→ Given problem
Only lines holding the string "their" are wanted; copy each one from the material.

[Records contained in a dataset]
◆ ◆ ◆ ◆ ◆
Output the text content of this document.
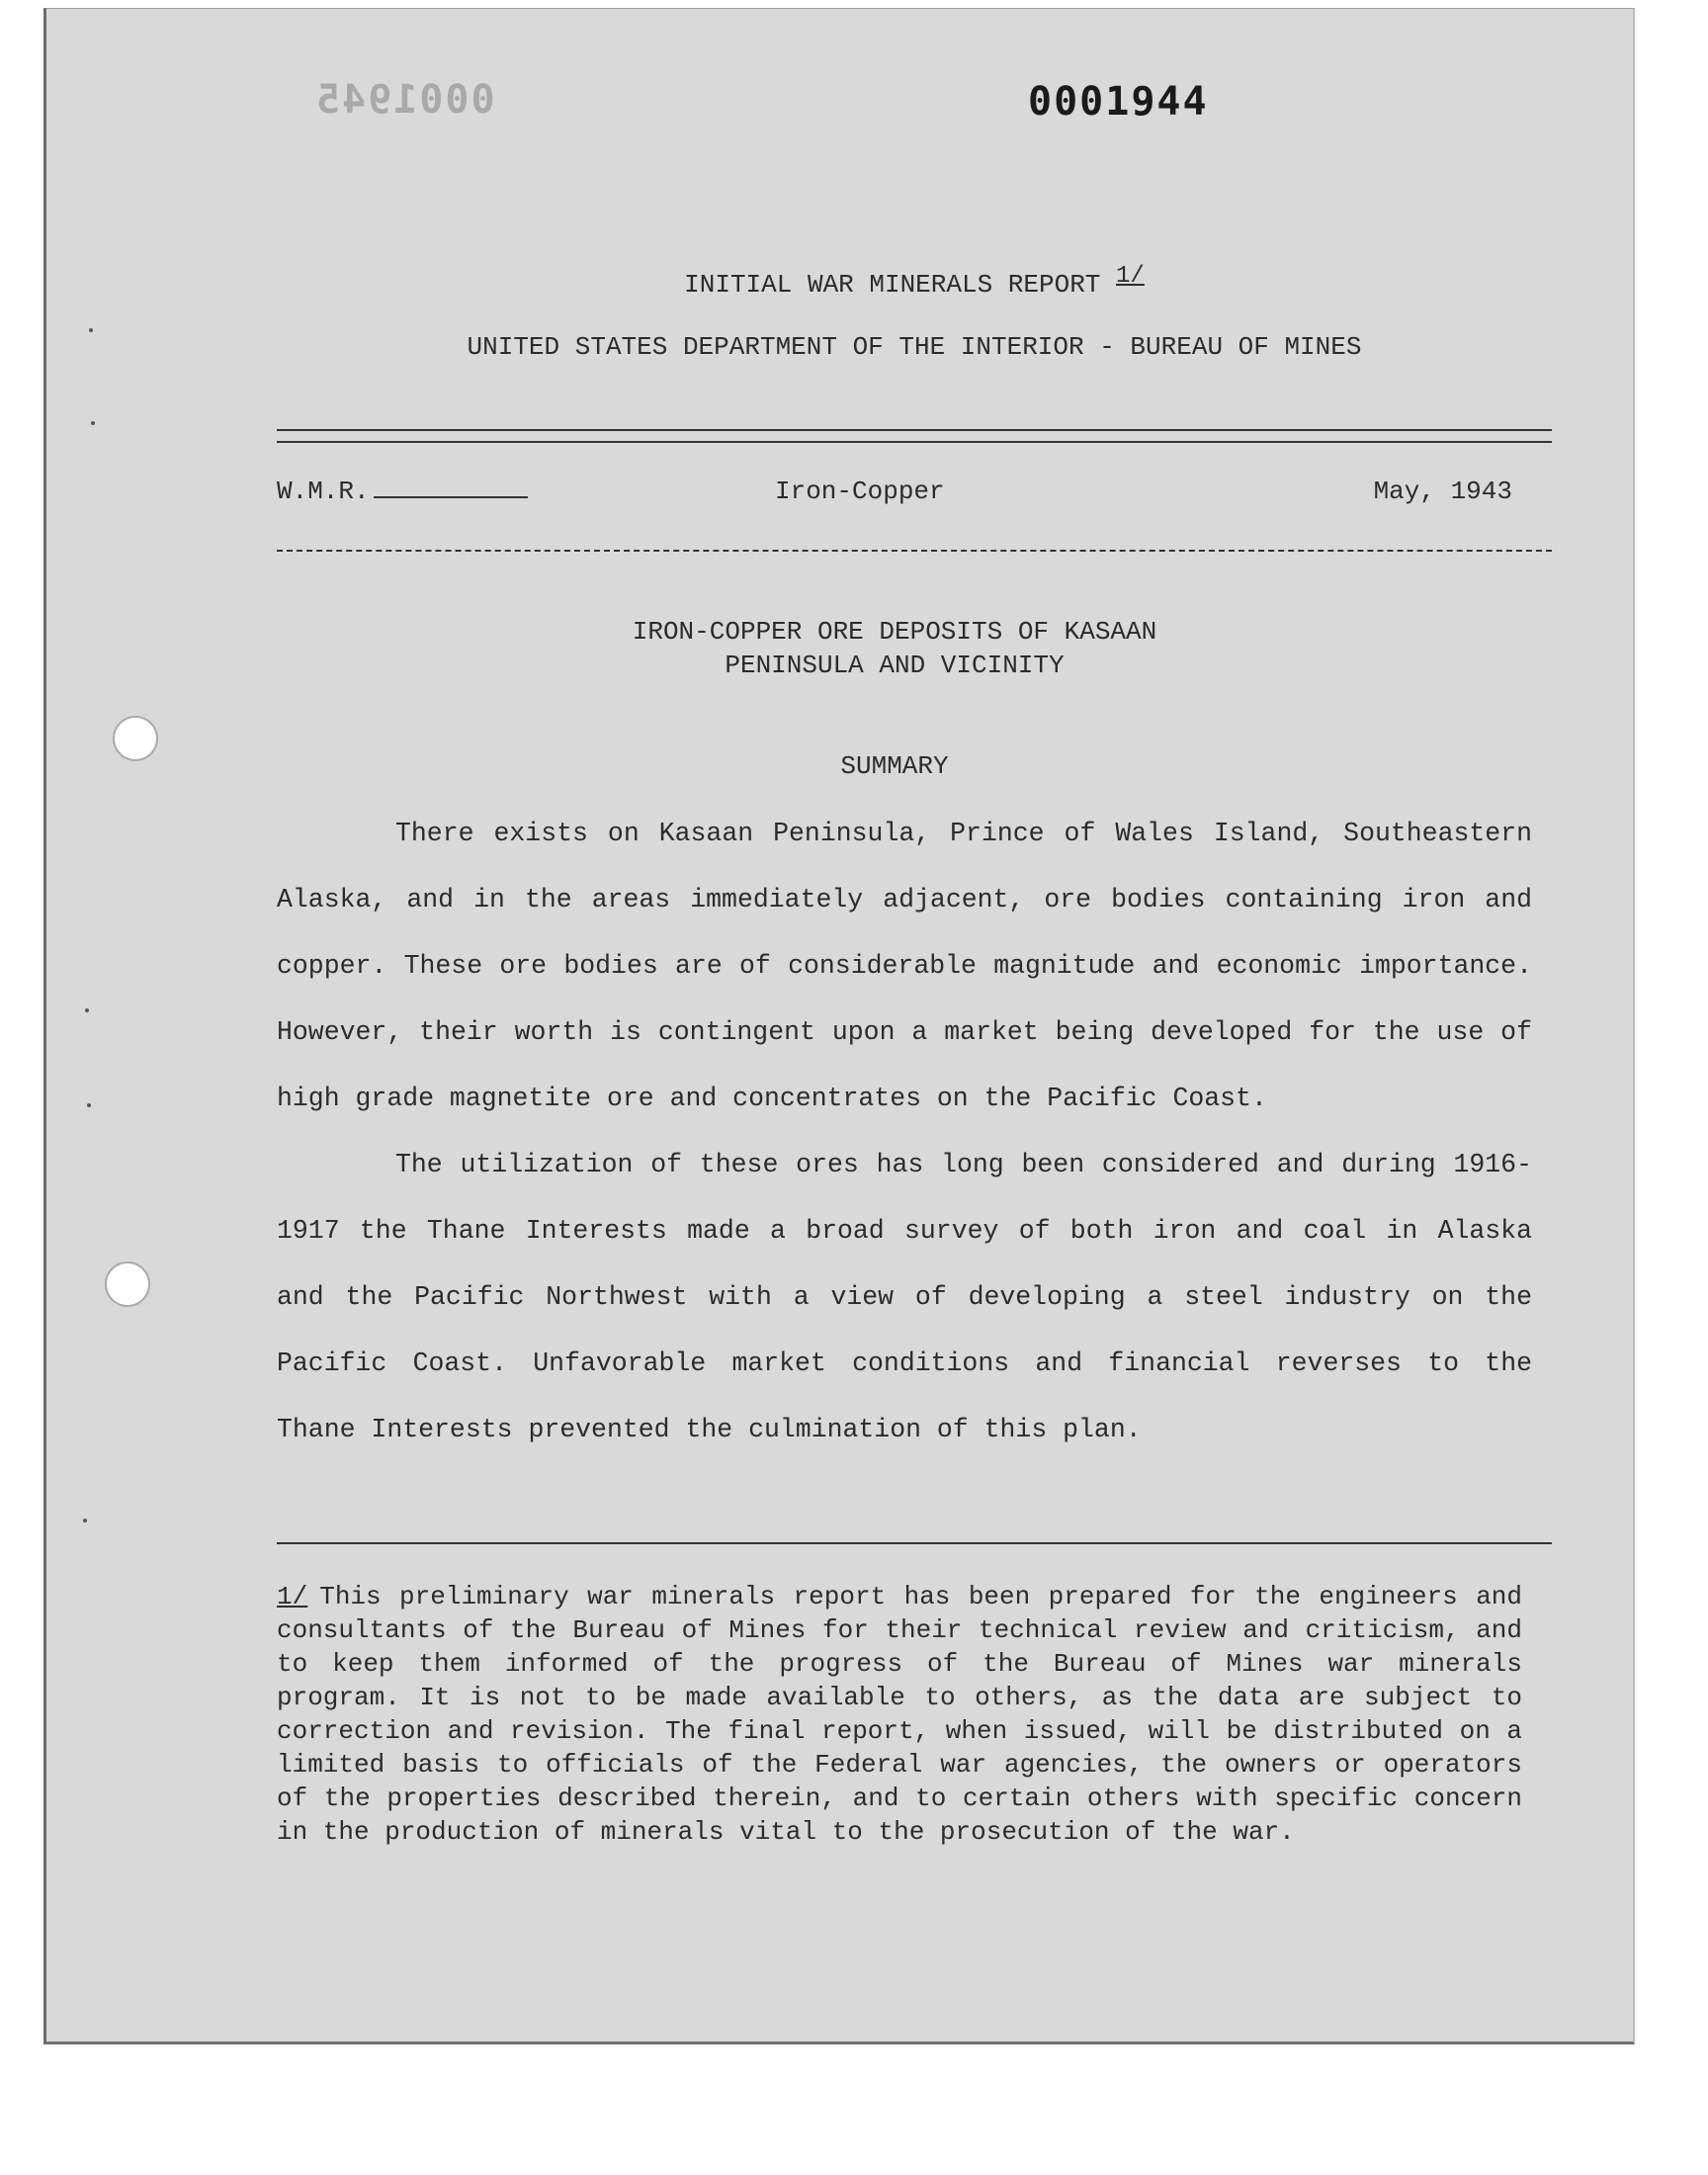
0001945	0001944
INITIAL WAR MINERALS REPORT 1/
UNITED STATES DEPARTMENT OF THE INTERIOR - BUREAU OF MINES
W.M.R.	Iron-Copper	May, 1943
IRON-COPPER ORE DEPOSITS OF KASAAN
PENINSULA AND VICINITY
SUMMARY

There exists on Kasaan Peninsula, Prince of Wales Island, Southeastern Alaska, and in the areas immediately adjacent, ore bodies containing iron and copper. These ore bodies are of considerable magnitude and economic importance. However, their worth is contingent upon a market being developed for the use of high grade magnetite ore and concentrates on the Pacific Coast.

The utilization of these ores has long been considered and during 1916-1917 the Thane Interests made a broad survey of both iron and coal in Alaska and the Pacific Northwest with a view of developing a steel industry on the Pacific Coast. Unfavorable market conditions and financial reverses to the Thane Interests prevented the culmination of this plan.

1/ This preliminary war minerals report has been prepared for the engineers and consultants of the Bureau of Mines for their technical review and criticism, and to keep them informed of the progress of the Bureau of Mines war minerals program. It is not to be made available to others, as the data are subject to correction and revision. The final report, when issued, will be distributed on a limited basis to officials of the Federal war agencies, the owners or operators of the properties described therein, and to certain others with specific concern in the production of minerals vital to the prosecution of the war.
◆ ◆ ◆ ◆ ◆
→ Correct result
There exists on Kasaan Peninsula, Prince of Wales Island, Southeastern Alaska, and in the areas immediately adjacent, ore bodies containing iron and copper. These ore bodies are of considerable magnitude and economic importance. However, their worth is contingent upon a market being developed for the use of high grade magnetite ore and concentrates on the Pacific Coast.
1/ This preliminary war minerals report has been prepared for the engineers and consultants of the Bureau of Mines for their technical review and criticism, and to keep them informed of the progress of the Bureau of Mines war minerals program. It is not to be made available to others, as the data are subject to correction and revision. The final report, when issued, will be distributed on a limited basis to officials of the Federal war agencies, the owners or operators of the properties described therein, and to certain others with specific concern in the production of minerals vital to the prosecution of the war.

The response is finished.